— Start of DATA SHOWN —

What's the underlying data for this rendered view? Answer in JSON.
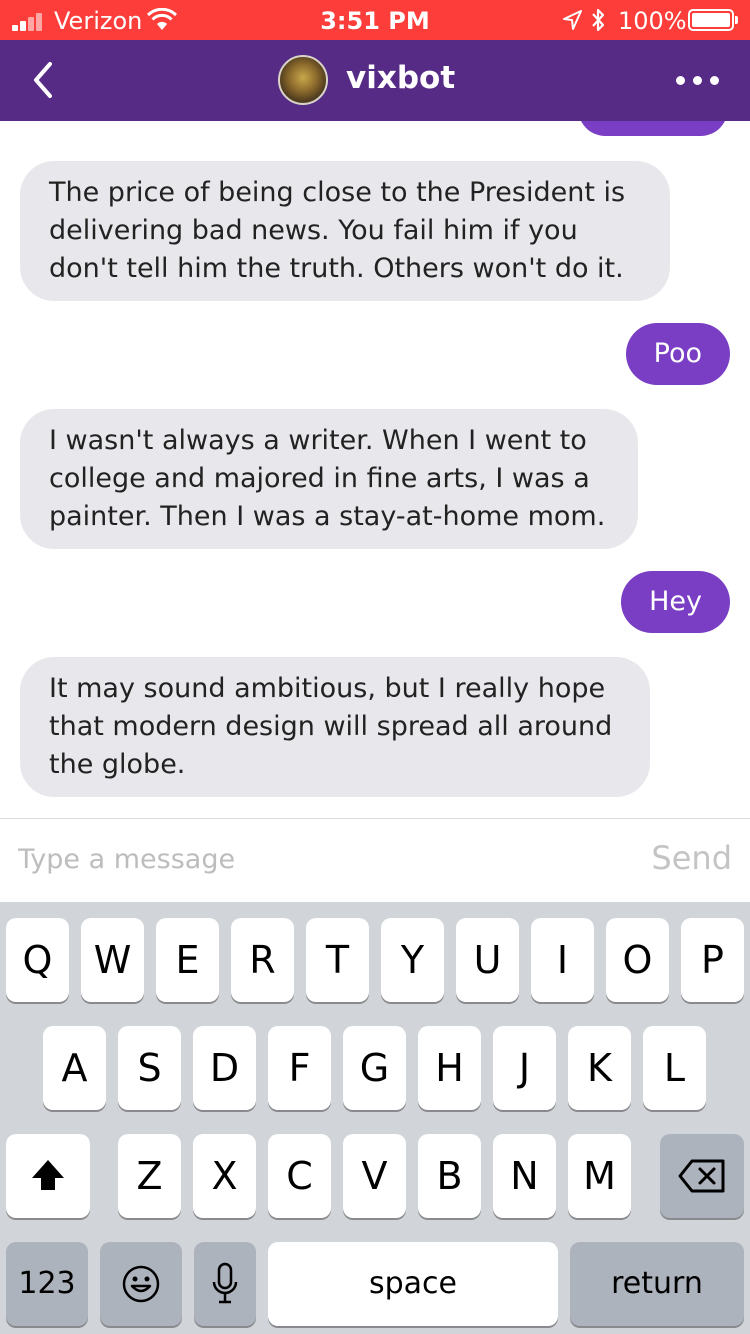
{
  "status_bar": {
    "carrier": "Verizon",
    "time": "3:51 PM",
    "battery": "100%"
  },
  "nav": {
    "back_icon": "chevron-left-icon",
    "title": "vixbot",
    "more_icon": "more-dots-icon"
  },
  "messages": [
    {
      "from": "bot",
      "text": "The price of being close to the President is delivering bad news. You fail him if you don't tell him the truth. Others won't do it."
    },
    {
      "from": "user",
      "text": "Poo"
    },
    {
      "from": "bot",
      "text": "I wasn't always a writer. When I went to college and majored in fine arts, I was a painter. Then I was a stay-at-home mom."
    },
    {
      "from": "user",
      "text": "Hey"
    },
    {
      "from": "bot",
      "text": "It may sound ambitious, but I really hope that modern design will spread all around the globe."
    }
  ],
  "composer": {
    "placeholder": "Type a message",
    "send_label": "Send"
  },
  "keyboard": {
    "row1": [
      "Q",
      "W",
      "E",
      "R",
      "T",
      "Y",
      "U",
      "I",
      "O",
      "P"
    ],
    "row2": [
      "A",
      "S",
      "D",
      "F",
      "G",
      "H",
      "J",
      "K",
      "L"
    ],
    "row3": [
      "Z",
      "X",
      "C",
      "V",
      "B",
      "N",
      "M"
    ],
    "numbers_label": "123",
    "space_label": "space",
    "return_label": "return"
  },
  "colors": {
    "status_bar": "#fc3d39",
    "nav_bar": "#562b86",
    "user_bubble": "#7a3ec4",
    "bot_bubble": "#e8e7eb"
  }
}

— End of DATA SHOWN —

__GIVEN PROBLEM__: Reproduce the data above in full, exactly as it is, with the pictures left out.

__EXERCISE OUTPUT__:
What's the underlying data for this rendered view? Answer in JSON.
{
  "status_bar": {
    "carrier": "Verizon",
    "time": "3:51 PM",
    "battery": "100%"
  },
  "nav": {
    "back_icon": "chevron-left-icon",
    "title": "vixbot",
    "more_icon": "more-dots-icon"
  },
  "messages": [
    {
      "from": "bot",
      "text": "The price of being close to the President is delivering bad news. You fail him if you don't tell him the truth. Others won't do it."
    },
    {
      "from": "user",
      "text": "Poo"
    },
    {
      "from": "bot",
      "text": "I wasn't always a writer. When I went to college and majored in fine arts, I was a painter. Then I was a stay-at-home mom."
    },
    {
      "from": "user",
      "text": "Hey"
    },
    {
      "from": "bot",
      "text": "It may sound ambitious, but I really hope that modern design will spread all around the globe."
    }
  ],
  "composer": {
    "placeholder": "Type a message",
    "send_label": "Send"
  },
  "keyboard": {
    "row1": [
      "Q",
      "W",
      "E",
      "R",
      "T",
      "Y",
      "U",
      "I",
      "O",
      "P"
    ],
    "row2": [
      "A",
      "S",
      "D",
      "F",
      "G",
      "H",
      "J",
      "K",
      "L"
    ],
    "row3": [
      "Z",
      "X",
      "C",
      "V",
      "B",
      "N",
      "M"
    ],
    "numbers_label": "123",
    "space_label": "space",
    "return_label": "return"
  },
  "colors": {
    "status_bar": "#fc3d39",
    "nav_bar": "#562b86",
    "user_bubble": "#7a3ec4",
    "bot_bubble": "#e8e7eb"
  }
}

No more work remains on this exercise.